**PROMPT**
Repeat the records below exactly, leaving out every picture.

**SUPPLIED RECORDS**
┌────────

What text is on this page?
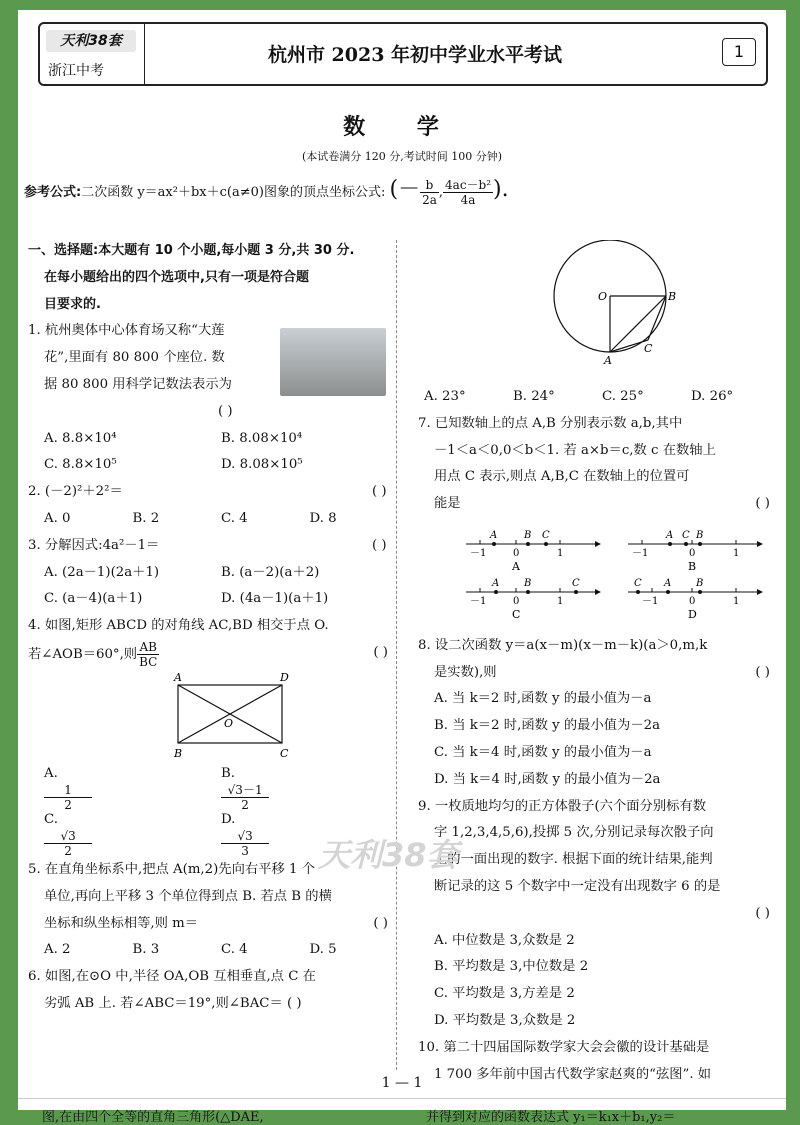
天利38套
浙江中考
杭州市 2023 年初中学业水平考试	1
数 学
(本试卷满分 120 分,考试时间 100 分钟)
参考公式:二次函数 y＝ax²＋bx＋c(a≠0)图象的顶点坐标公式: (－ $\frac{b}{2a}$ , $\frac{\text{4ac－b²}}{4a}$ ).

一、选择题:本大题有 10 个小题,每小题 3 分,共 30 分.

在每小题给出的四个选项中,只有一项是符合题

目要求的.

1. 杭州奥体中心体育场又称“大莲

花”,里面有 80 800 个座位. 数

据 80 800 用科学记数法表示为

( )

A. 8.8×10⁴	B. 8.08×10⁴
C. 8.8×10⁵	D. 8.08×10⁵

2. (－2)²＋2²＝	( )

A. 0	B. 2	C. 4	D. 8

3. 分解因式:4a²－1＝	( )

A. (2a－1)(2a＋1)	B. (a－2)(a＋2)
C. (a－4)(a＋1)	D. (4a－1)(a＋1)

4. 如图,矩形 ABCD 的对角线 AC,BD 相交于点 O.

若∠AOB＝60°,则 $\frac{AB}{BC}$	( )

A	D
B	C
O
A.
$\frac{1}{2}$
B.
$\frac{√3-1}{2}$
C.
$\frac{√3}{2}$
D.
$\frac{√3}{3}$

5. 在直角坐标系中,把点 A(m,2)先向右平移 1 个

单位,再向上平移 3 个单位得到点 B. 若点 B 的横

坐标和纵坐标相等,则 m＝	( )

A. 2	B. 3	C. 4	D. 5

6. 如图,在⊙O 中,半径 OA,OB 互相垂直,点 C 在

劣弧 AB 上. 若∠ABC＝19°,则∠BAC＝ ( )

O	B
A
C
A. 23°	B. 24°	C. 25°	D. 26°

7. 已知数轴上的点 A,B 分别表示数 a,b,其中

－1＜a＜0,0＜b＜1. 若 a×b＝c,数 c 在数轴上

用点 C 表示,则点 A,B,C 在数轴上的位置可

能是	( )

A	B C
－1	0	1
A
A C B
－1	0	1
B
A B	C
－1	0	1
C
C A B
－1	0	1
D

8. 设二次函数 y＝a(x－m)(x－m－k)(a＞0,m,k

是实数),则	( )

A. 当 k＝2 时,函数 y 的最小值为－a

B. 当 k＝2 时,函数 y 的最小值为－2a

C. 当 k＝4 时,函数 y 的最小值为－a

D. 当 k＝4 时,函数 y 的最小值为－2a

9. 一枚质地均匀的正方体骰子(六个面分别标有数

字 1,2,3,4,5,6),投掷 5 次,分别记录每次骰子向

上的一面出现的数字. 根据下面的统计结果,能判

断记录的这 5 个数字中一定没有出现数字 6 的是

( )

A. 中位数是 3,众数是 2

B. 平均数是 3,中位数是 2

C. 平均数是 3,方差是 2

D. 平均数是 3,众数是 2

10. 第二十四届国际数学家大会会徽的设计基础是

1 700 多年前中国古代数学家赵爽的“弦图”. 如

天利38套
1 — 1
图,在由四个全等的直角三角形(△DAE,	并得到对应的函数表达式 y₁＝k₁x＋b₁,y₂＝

└────────

**CORRECT RESULT**
What text is on this page?
天利38套
浙江中考
杭州市 2023 年初中学业水平考试	1
数 学
(本试卷满分 120 分,考试时间 100 分钟)
参考公式:二次函数 y＝ax²＋bx＋c(a≠0)图象的顶点坐标公式: (－ $\frac{b}{2a}$ , $\frac{\text{4ac－b²}}{4a}$ ).

一、选择题:本大题有 10 个小题,每小题 3 分,共 30 分.

在每小题给出的四个选项中,只有一项是符合题

目要求的.

1. 杭州奥体中心体育场又称“大莲

花”,里面有 80 800 个座位. 数

据 80 800 用科学记数法表示为

( )

A. 8.8×10⁴	B. 8.08×10⁴
C. 8.8×10⁵	D. 8.08×10⁵

2. (－2)²＋2²＝	( )

A. 0	B. 2	C. 4	D. 8

3. 分解因式:4a²－1＝	( )

A. (2a－1)(2a＋1)	B. (a－2)(a＋2)
C. (a－4)(a＋1)	D. (4a－1)(a＋1)

4. 如图,矩形 ABCD 的对角线 AC,BD 相交于点 O.

若∠AOB＝60°,则 $\frac{AB}{BC}$	( )

A	D
B	C
O
A.
$\frac{1}{2}$
B.
$\frac{√3-1}{2}$
C.
$\frac{√3}{2}$
D.
$\frac{√3}{3}$

5. 在直角坐标系中,把点 A(m,2)先向右平移 1 个

单位,再向上平移 3 个单位得到点 B. 若点 B 的横

坐标和纵坐标相等,则 m＝	( )

A. 2	B. 3	C. 4	D. 5

6. 如图,在⊙O 中,半径 OA,OB 互相垂直,点 C 在

劣弧 AB 上. 若∠ABC＝19°,则∠BAC＝ ( )

O	B
A
C
A. 23°	B. 24°	C. 25°	D. 26°

7. 已知数轴上的点 A,B 分别表示数 a,b,其中

－1＜a＜0,0＜b＜1. 若 a×b＝c,数 c 在数轴上

用点 C 表示,则点 A,B,C 在数轴上的位置可

能是	( )

A	B C
－1	0	1
A
A C B
－1	0	1
B
A B	C
－1	0	1
C
C A B
－1	0	1
D

8. 设二次函数 y＝a(x－m)(x－m－k)(a＞0,m,k

是实数),则	( )

A. 当 k＝2 时,函数 y 的最小值为－a

B. 当 k＝2 时,函数 y 的最小值为－2a

C. 当 k＝4 时,函数 y 的最小值为－a

D. 当 k＝4 时,函数 y 的最小值为－2a

9. 一枚质地均匀的正方体骰子(六个面分别标有数

字 1,2,3,4,5,6),投掷 5 次,分别记录每次骰子向

上的一面出现的数字. 根据下面的统计结果,能判

断记录的这 5 个数字中一定没有出现数字 6 的是

( )

A. 中位数是 3,众数是 2

B. 平均数是 3,中位数是 2

C. 平均数是 3,方差是 2

D. 平均数是 3,众数是 2

10. 第二十四届国际数学家大会会徽的设计基础是

1 700 多年前中国古代数学家赵爽的“弦图”. 如

天利38套
1 — 1
图,在由四个全等的直角三角形(△DAE,	并得到对应的函数表达式 y₁＝k₁x＋b₁,y₂＝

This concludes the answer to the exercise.